### Problem
In the stretch from the first line through the line containing "- dialog-tabs: Equalizer", substitute "Loud" for "Quiet" and reproduce those lines with nothing else changed.
---- Extracted records
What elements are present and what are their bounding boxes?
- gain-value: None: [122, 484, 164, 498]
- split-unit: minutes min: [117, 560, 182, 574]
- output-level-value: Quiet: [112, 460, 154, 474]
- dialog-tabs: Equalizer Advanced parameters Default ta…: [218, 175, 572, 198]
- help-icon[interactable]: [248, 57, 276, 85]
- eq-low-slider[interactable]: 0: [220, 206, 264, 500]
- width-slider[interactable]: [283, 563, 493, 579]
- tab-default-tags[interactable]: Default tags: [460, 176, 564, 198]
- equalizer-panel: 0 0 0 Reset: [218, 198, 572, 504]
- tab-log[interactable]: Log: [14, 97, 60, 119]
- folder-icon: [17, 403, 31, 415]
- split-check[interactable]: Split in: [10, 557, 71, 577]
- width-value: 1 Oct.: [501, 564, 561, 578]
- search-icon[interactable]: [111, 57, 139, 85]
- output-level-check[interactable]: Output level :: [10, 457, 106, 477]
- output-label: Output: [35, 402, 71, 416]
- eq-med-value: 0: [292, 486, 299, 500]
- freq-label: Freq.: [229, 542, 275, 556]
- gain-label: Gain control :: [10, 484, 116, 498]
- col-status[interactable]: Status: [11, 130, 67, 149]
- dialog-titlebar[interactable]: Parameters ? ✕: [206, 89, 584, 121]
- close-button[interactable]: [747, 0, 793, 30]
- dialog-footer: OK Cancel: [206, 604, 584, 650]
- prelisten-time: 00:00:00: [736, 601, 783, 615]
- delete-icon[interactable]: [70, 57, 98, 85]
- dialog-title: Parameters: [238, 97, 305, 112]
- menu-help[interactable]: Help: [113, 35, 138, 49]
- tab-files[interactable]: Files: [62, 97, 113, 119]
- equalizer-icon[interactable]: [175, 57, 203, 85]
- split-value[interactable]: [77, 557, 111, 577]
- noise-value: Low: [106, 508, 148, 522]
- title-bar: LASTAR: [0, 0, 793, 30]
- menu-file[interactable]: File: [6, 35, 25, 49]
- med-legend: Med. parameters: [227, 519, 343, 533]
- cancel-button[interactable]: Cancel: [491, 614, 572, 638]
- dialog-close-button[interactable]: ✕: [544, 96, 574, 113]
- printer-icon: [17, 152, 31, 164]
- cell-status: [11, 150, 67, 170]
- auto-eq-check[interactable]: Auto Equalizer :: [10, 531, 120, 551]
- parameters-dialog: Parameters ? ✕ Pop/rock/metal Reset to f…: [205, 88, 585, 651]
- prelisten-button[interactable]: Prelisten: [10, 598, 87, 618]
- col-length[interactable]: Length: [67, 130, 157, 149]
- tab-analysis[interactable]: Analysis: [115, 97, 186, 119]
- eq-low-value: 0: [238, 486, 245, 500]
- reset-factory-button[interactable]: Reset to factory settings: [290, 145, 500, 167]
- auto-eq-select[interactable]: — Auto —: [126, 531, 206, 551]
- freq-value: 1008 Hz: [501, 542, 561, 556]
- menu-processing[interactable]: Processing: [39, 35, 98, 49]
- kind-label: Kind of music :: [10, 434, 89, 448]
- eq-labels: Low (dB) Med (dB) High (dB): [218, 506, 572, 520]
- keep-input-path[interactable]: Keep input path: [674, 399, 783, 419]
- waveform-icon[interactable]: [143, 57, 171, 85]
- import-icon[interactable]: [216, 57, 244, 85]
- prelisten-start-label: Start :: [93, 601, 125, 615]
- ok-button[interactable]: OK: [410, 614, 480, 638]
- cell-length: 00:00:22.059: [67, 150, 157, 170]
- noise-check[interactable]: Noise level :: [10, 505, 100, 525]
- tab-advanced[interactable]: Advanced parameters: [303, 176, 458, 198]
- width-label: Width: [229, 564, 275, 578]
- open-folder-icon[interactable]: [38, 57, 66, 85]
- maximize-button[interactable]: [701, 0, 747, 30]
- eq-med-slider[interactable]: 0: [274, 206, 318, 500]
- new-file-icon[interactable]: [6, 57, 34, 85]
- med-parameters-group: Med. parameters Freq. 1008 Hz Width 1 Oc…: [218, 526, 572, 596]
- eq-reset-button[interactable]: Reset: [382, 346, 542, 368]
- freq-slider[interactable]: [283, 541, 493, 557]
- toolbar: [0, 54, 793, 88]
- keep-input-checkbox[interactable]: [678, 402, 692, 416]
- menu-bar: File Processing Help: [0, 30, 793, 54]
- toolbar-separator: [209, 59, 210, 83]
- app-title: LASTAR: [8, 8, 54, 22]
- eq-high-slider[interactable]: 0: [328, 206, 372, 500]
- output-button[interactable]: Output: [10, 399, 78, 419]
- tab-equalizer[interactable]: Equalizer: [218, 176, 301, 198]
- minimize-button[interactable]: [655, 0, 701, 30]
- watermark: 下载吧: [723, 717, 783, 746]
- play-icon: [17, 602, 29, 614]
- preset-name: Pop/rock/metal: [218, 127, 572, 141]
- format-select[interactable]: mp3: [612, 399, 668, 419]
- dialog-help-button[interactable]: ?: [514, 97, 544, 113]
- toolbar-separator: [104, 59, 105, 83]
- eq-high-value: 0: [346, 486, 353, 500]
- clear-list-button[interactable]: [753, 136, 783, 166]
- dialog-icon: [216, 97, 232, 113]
--------
### Completed exercise
What elements are present and what are their bounding boxes?
- gain-value: None: [122, 484, 164, 498]
- split-unit: minutes min: [117, 560, 182, 574]
- output-level-value: Loud: [112, 460, 154, 474]
- dialog-tabs: Equalizer Advanced parameters Default ta…: [218, 175, 572, 198]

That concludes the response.